━━━ Given data ━━━

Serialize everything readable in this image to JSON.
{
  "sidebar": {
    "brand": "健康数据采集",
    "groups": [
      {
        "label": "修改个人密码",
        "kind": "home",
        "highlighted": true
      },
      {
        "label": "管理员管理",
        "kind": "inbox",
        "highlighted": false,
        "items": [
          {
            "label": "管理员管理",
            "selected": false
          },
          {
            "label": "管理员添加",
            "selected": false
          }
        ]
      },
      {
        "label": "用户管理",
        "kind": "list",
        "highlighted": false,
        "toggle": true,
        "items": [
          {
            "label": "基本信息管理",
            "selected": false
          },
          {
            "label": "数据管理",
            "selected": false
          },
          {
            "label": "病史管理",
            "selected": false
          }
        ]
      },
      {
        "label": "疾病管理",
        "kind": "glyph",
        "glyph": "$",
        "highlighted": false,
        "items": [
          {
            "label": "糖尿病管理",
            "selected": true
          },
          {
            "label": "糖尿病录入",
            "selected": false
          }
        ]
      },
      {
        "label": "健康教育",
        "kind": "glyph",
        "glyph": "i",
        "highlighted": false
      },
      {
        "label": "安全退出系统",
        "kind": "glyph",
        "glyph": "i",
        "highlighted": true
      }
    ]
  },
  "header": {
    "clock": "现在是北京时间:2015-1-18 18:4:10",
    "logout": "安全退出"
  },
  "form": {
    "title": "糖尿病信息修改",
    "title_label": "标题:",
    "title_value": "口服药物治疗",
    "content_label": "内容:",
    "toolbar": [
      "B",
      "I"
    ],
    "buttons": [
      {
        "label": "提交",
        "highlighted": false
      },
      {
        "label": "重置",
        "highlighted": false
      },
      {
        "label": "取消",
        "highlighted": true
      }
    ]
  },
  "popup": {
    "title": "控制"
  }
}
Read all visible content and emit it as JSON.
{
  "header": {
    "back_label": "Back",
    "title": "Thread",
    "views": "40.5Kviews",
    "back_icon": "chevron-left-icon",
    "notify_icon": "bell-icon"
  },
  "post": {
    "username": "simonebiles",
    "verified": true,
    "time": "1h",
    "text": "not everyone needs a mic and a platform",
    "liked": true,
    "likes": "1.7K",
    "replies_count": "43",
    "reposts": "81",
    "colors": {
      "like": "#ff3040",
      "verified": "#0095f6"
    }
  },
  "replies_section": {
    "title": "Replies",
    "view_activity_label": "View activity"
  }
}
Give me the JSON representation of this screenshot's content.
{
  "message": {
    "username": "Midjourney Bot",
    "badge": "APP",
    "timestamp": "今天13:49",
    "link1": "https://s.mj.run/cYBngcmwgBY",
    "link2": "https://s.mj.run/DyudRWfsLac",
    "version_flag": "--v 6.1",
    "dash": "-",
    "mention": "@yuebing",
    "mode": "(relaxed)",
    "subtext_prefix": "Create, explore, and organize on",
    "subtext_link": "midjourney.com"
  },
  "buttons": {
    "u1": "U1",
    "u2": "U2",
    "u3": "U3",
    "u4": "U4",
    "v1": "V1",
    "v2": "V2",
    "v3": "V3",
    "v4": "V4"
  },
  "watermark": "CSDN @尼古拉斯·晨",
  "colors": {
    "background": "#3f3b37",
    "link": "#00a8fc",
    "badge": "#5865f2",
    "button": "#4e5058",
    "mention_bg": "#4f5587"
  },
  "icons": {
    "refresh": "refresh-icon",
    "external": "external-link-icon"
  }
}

━━━

> **Request**
Your task is to quote the listing above word for word.

> **Exercise result**
Serialize everything readable in this image to JSON.
{
  "sidebar": {
    "brand": "健康数据采集",
    "groups": [
      {
        "label": "修改个人密码",
        "kind": "home",
        "highlighted": true
      },
      {
        "label": "管理员管理",
        "kind": "inbox",
        "highlighted": false,
        "items": [
          {
            "label": "管理员管理",
            "selected": false
          },
          {
            "label": "管理员添加",
            "selected": false
          }
        ]
      },
      {
        "label": "用户管理",
        "kind": "list",
        "highlighted": false,
        "toggle": true,
        "items": [
          {
            "label": "基本信息管理",
            "selected": false
          },
          {
            "label": "数据管理",
            "selected": false
          },
          {
            "label": "病史管理",
            "selected": false
          }
        ]
      },
      {
        "label": "疾病管理",
        "kind": "glyph",
        "glyph": "$",
        "highlighted": false,
        "items": [
          {
            "label": "糖尿病管理",
            "selected": true
          },
          {
            "label": "糖尿病录入",
            "selected": false
          }
        ]
      },
      {
        "label": "健康教育",
        "kind": "glyph",
        "glyph": "i",
        "highlighted": false
      },
      {
        "label": "安全退出系统",
        "kind": "glyph",
        "glyph": "i",
        "highlighted": true
      }
    ]
  },
  "header": {
    "clock": "现在是北京时间:2015-1-18 18:4:10",
    "logout": "安全退出"
  },
  "form": {
    "title": "糖尿病信息修改",
    "title_label": "标题:",
    "title_value": "口服药物治疗",
    "content_label": "内容:",
    "toolbar": [
      "B",
      "I"
    ],
    "buttons": [
      {
        "label": "提交",
        "highlighted": false
      },
      {
        "label": "重置",
        "highlighted": false
      },
      {
        "label": "取消",
        "highlighted": true
      }
    ]
  },
  "popup": {
    "title": "控制"
  }
}
Read all visible content and emit it as JSON.
{
  "header": {
    "back_label": "Back",
    "title": "Thread",
    "views": "40.5Kviews",
    "back_icon": "chevron-left-icon",
    "notify_icon": "bell-icon"
  },
  "post": {
    "username": "simonebiles",
    "verified": true,
    "time": "1h",
    "text": "not everyone needs a mic and a platform",
    "liked": true,
    "likes": "1.7K",
    "replies_count": "43",
    "reposts": "81",
    "colors": {
      "like": "#ff3040",
      "verified": "#0095f6"
    }
  },
  "replies_section": {
    "title": "Replies",
    "view_activity_label": "View activity"
  }
}
Give me the JSON representation of this screenshot's content.
{
  "message": {
    "username": "Midjourney Bot",
    "badge": "APP",
    "timestamp": "今天13:49",
    "link1": "https://s.mj.run/cYBngcmwgBY",
    "link2": "https://s.mj.run/DyudRWfsLac",
    "version_flag": "--v 6.1",
    "dash": "-",
    "mention": "@yuebing",
    "mode": "(relaxed)",
    "subtext_prefix": "Create, explore, and organize on",
    "subtext_link": "midjourney.com"
  },
  "buttons": {
    "u1": "U1",
    "u2": "U2",
    "u3": "U3",
    "u4": "U4",
    "v1": "V1",
    "v2": "V2",
    "v3": "V3",
    "v4": "V4"
  },
  "watermark": "CSDN @尼古拉斯·晨",
  "colors": {
    "background": "#3f3b37",
    "link": "#00a8fc",
    "badge": "#5865f2",
    "button": "#4e5058",
    "mention_bg": "#4f5587"
  },
  "icons": {
    "refresh": "refresh-icon",
    "external": "external-link-icon"
  }
}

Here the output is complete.